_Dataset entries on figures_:
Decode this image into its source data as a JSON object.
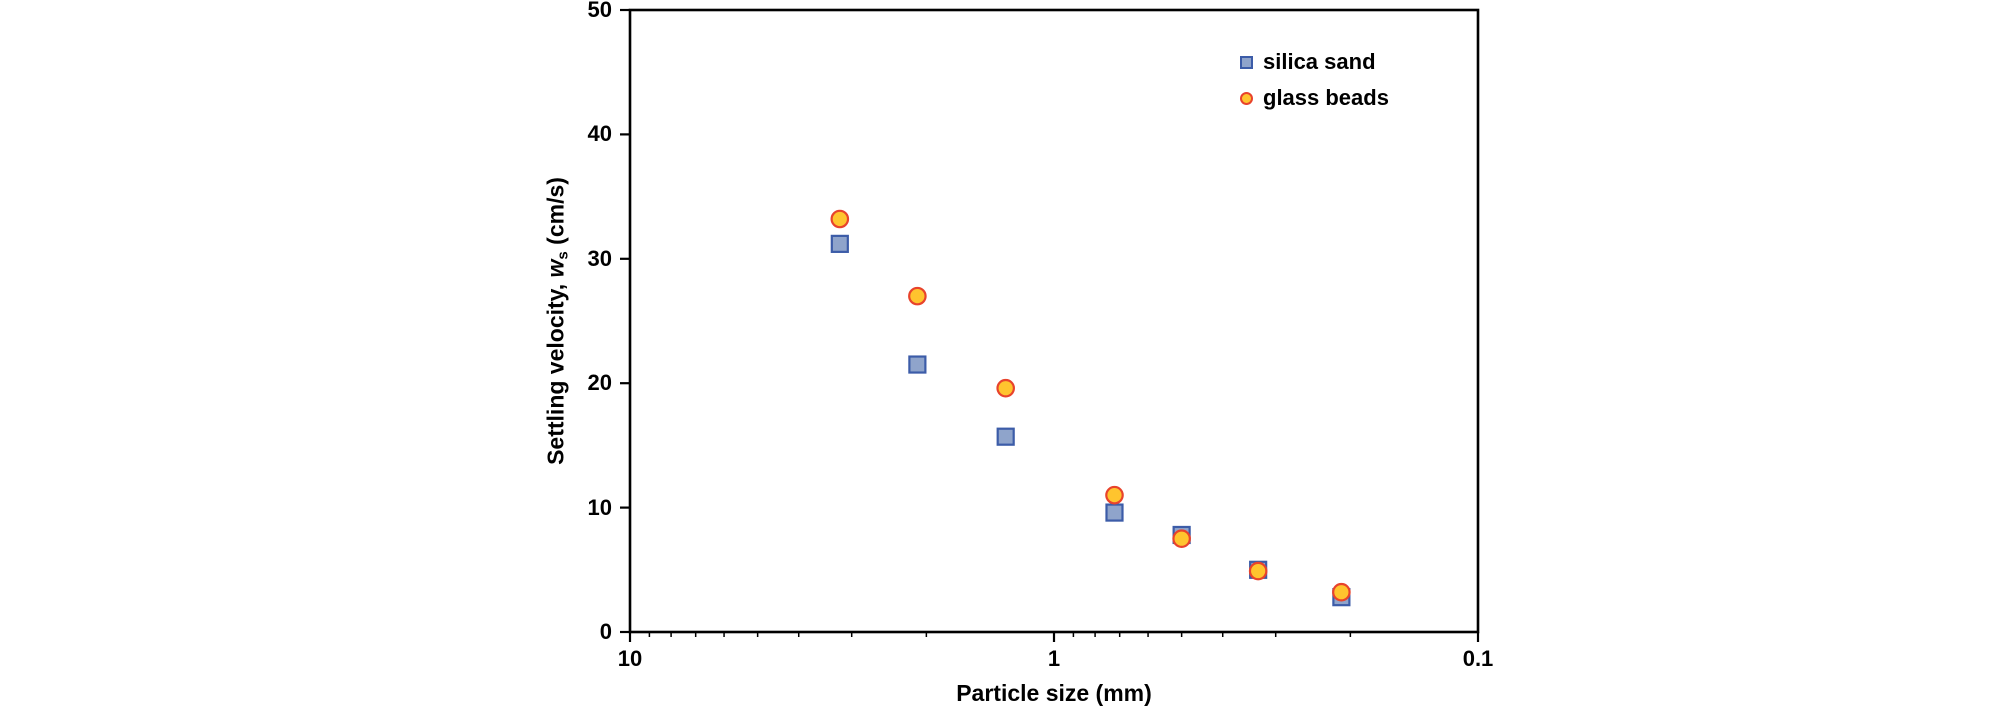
{
  "chart": {
    "ylabel_parts": {
      "pre": "Settling velocity, ",
      "var": "w",
      "sub": "s",
      "post": " (cm/s)"
    }
  },
  "chart_data": {
    "type": "scatter",
    "title": "",
    "xlabel": "Particle size (mm)",
    "ylabel": "Settling velocity, w_s (cm/s)",
    "x_scale": "log",
    "x_axis_reversed": true,
    "xlim": [
      10,
      0.1
    ],
    "ylim": [
      0,
      50
    ],
    "x_ticks": [
      10,
      1,
      0.1
    ],
    "y_ticks": [
      0,
      10,
      20,
      30,
      40,
      50
    ],
    "grid": false,
    "legend_position": "top-right-inside",
    "frame_color": "#000000",
    "series": [
      {
        "name": "silica sand",
        "marker": "square",
        "fill": "#8FA4CB",
        "stroke": "#3C5CA8",
        "x": [
          3.2,
          2.1,
          1.3,
          0.72,
          0.5,
          0.33,
          0.21
        ],
        "y": [
          31.2,
          21.5,
          15.7,
          9.6,
          7.8,
          5.0,
          2.8
        ]
      },
      {
        "name": "glass beads",
        "marker": "circle",
        "fill": "#FFC42E",
        "stroke": "#E8432C",
        "x": [
          3.2,
          2.1,
          1.3,
          0.72,
          0.5,
          0.33,
          0.21
        ],
        "y": [
          33.2,
          27.0,
          19.6,
          11.0,
          7.5,
          4.9,
          3.2
        ]
      }
    ]
  }
}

_TASK REQUIREMENTS_: Your job is to transcribe the entries above exactly; skip the pictures.

_SOLUTION_:
Decode this image into its source data as a JSON object.
{
  "chart": {
    "ylabel_parts": {
      "pre": "Settling velocity, ",
      "var": "w",
      "sub": "s",
      "post": " (cm/s)"
    }
  },
  "chart_data": {
    "type": "scatter",
    "title": "",
    "xlabel": "Particle size (mm)",
    "ylabel": "Settling velocity, w_s (cm/s)",
    "x_scale": "log",
    "x_axis_reversed": true,
    "xlim": [
      10,
      0.1
    ],
    "ylim": [
      0,
      50
    ],
    "x_ticks": [
      10,
      1,
      0.1
    ],
    "y_ticks": [
      0,
      10,
      20,
      30,
      40,
      50
    ],
    "grid": false,
    "legend_position": "top-right-inside",
    "frame_color": "#000000",
    "series": [
      {
        "name": "silica sand",
        "marker": "square",
        "fill": "#8FA4CB",
        "stroke": "#3C5CA8",
        "x": [
          3.2,
          2.1,
          1.3,
          0.72,
          0.5,
          0.33,
          0.21
        ],
        "y": [
          31.2,
          21.5,
          15.7,
          9.6,
          7.8,
          5.0,
          2.8
        ]
      },
      {
        "name": "glass beads",
        "marker": "circle",
        "fill": "#FFC42E",
        "stroke": "#E8432C",
        "x": [
          3.2,
          2.1,
          1.3,
          0.72,
          0.5,
          0.33,
          0.21
        ],
        "y": [
          33.2,
          27.0,
          19.6,
          11.0,
          7.5,
          4.9,
          3.2
        ]
      }
    ]
  }
}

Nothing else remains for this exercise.